*** INFORMATION GIVEN ***

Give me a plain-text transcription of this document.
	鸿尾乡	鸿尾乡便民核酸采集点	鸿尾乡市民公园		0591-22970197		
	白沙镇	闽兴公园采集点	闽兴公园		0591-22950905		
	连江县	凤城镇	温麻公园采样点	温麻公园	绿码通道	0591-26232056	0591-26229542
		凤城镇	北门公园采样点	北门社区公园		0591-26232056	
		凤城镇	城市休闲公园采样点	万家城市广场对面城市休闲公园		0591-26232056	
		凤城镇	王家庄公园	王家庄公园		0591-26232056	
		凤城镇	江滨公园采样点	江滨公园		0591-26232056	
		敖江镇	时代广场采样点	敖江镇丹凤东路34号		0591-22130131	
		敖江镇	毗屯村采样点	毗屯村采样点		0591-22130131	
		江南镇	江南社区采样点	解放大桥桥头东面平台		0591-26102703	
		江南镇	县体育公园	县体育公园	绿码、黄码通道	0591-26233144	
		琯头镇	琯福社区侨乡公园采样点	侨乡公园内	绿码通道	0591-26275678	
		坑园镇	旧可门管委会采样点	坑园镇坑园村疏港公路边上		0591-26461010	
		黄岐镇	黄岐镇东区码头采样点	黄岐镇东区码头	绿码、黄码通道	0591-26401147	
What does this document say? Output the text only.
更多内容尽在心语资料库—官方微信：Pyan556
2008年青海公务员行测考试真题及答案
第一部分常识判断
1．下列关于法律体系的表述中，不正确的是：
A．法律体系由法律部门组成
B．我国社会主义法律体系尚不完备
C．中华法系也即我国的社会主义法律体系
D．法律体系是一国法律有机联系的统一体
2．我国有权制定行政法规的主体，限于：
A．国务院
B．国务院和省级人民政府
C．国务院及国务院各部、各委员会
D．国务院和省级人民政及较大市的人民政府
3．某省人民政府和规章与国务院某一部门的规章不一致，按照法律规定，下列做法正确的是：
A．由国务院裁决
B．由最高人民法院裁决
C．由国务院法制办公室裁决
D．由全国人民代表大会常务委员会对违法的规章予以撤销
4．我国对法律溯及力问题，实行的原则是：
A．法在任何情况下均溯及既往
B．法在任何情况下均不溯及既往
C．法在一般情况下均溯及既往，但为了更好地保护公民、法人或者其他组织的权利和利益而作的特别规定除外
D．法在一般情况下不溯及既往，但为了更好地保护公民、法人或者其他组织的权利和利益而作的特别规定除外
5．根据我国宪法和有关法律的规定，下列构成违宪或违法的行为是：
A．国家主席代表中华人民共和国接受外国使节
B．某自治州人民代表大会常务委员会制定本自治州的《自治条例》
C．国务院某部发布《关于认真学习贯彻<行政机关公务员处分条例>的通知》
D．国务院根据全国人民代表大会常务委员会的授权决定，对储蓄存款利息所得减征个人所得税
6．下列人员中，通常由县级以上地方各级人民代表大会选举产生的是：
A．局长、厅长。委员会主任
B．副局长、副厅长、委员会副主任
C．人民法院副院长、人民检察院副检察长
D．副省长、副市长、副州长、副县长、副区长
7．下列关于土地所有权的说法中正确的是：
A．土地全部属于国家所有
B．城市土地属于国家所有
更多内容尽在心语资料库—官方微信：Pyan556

***

[WHAT TO PRODUCE]: Starting at the line that contains "What does this", repeat each line exactly through the last one in the listing. Include both of those lines and nothing more.

[COMPLETED TASK]:
What does this document say? Output the text only.
更多内容尽在心语资料库—官方微信：Pyan556
2008年青海公务员行测考试真题及答案
第一部分常识判断
1．下列关于法律体系的表述中，不正确的是：
A．法律体系由法律部门组成
B．我国社会主义法律体系尚不完备
C．中华法系也即我国的社会主义法律体系
D．法律体系是一国法律有机联系的统一体
2．我国有权制定行政法规的主体，限于：
A．国务院
B．国务院和省级人民政府
C．国务院及国务院各部、各委员会
D．国务院和省级人民政及较大市的人民政府
3．某省人民政府和规章与国务院某一部门的规章不一致，按照法律规定，下列做法正确的是：
A．由国务院裁决
B．由最高人民法院裁决
C．由国务院法制办公室裁决
D．由全国人民代表大会常务委员会对违法的规章予以撤销
4．我国对法律溯及力问题，实行的原则是：
A．法在任何情况下均溯及既往
B．法在任何情况下均不溯及既往
C．法在一般情况下均溯及既往，但为了更好地保护公民、法人或者其他组织的权利和利益而作的特别规定除外
D．法在一般情况下不溯及既往，但为了更好地保护公民、法人或者其他组织的权利和利益而作的特别规定除外
5．根据我国宪法和有关法律的规定，下列构成违宪或违法的行为是：
A．国家主席代表中华人民共和国接受外国使节
B．某自治州人民代表大会常务委员会制定本自治州的《自治条例》
C．国务院某部发布《关于认真学习贯彻<行政机关公务员处分条例>的通知》
D．国务院根据全国人民代表大会常务委员会的授权决定，对储蓄存款利息所得减征个人所得税
6．下列人员中，通常由县级以上地方各级人民代表大会选举产生的是：
A．局长、厅长。委员会主任
B．副局长、副厅长、委员会副主任
C．人民法院副院长、人民检察院副检察长
D．副省长、副市长、副州长、副县长、副区长
7．下列关于土地所有权的说法中正确的是：
A．土地全部属于国家所有
B．城市土地属于国家所有
更多内容尽在心语资料库—官方微信：Pyan556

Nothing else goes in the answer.